TakingThursday, it's great that you want to be a songwriter. I love music, and maybe you do too. However, I hate what you're doing to music and I hate that you have never once changed in response to my obviously impassioned pleas.

So that's what I think of your writing. Give me your cute little thoughtless response and then you can proceed to ignore me.

GREENatarisDAY
09/05/03, 09:57 PM
well said as usual wewin

takingthursday
09/08/03, 08:14 AM
Originally posted by wewin
Your writing just strikes me as a derivative and uninspired blend of all your favorite bands (TBS, Thursday, Brand New, that kind of stuff). You offer nothing new to this style of writing and you are not yet so accomplished in it that you're any good at it. Too often your words fall flat. Your sentences tend to
ramble and lose all their power by their end. Your word choices help to kill my interest in your songs by the end of the first stanza, if not sooner. Not only do you not have anything new or interesting to say, but you also do not say it with any style or originality or in any marginally clever way.


My closed eyes and wandering desires (wishes)<--what's this? What's with the paranthetical clauses? Wishes ARE desires...what, is there someone doing that trendy screaming thing in the background? WIIIIISHEEEESS!!! Is someone whispering it? WIIIIIIIISHEEEESSSS!!! Explain yourself, because if you have something so important to say that you draw attention to it with parantheses, it better damn well be good. As far as I can tell, it's just another bland word in another bland song by you, another bland writer.

You're the piece I need
To finish this puzzle
The scene inside that completes me
I've heard this before. This is like Britney Spears-style pop song writing...this is shamelessly unoriginal and boring.

I thought that I'd do a piece-by-piece critique, like I usually do, but then I realized that there's only so many ways to same the same thing: I didn't want to waste my time revealing to you, over and over again, that your song was boring, unoriginal, lacking in substance and style, and flat out dumb. It's one thing to be unoriginal. I mean, you can write about cliched things in a new way and have a great song, but you didn't even do that. It's like the only songwriters you know about are from the TBS/BN school. You write about girls and sadness and melancholy in such a cliched way and then you do without any strong writing to back it up. You use no interesting words, no strong verbs or nouns. You use the boring and overworked images of poison, lipgloss, graves, nooses, and sweet, sweet death. This idea of writing about you and a girl dying, since when has that been emotional at all? It sounds like a child's view of life, immature and whiny and rather vague in the end.

--- What you have to do ---
Can you go on with the forum critique of the song lyrics above, picking up after its final sentence?

--- Record extracts ---
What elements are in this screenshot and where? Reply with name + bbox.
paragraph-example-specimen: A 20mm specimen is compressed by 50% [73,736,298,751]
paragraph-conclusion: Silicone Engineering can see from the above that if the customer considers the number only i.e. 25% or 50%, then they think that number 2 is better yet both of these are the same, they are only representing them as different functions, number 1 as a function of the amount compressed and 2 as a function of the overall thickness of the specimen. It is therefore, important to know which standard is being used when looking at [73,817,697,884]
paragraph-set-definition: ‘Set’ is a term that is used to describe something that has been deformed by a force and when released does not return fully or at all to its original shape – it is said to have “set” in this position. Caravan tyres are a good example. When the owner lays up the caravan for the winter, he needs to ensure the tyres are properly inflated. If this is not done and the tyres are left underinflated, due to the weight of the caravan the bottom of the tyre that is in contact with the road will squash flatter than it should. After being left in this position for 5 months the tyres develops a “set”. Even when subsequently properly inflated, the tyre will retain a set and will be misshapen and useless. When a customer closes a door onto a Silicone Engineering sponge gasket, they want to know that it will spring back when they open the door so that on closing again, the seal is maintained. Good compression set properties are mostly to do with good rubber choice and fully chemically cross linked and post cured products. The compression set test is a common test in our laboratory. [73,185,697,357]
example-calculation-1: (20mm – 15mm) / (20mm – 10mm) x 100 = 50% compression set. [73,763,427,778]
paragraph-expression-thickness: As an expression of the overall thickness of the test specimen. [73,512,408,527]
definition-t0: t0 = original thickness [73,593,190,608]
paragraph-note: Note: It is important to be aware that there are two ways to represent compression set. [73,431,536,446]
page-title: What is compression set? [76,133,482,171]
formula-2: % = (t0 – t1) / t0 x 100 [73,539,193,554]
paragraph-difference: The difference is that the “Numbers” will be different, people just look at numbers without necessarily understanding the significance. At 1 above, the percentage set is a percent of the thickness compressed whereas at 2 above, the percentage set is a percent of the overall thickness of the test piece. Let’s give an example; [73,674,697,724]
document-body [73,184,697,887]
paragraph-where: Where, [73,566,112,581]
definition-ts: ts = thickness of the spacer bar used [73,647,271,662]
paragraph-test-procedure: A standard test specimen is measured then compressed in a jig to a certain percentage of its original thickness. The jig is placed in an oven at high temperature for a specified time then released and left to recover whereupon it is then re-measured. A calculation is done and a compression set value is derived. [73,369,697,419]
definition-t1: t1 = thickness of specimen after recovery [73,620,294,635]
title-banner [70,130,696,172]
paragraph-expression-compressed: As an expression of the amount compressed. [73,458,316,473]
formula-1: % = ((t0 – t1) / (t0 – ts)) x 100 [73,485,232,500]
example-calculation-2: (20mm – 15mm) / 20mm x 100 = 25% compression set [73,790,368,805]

--- Result for this exercise ---
And I know it won't make any difference to you, you'll still keep writing the same songs about the same things. I'll keep looking at your songs and I'll keep shaking my head and wondering how you can be satisfied writing this drivel. I'll keep trying to tell you where you're wrong and why, what you're doing and why it really is just boring and old, but not forever. I'll get tired of reminding you that you have nothing to say, and that getting tired starts right now.

TakingThursday, it's great that you want to be a songwriter. I love music, and maybe you do too. However, I hate what you're doing to music and I hate that you have never once changed in response to my obviously impassioned pleas.

So that's what I think of your writing. Give me your cute little thoughtless response and then you can proceed to ignore me.

Well, maybe you don't like the style of my writing, but it could just be that you don't understand it. You and GreenATARISDay or whatever his name is say stuff like these sentences combined don't make any sense etc. etc. etc.!!! Well, you guys really don't know the subject matter of this song or any song. FOR EXAMPLE, THIS SONG ISN'T ABOUT A GIRL AND ME DYING TOGETHER!!! NOT EVEN REMOTELY CLOSE!!! In my head when I'm thinking of the images and subject matter it all flows together. I put my thoughts / emotions down. I don't try to write in the vein of anyone and I certainly don't go for a certain vibe. So before you become a critic at least understand you don't know where I'm at when I'm writing or what the hell it is that I'm even writing about.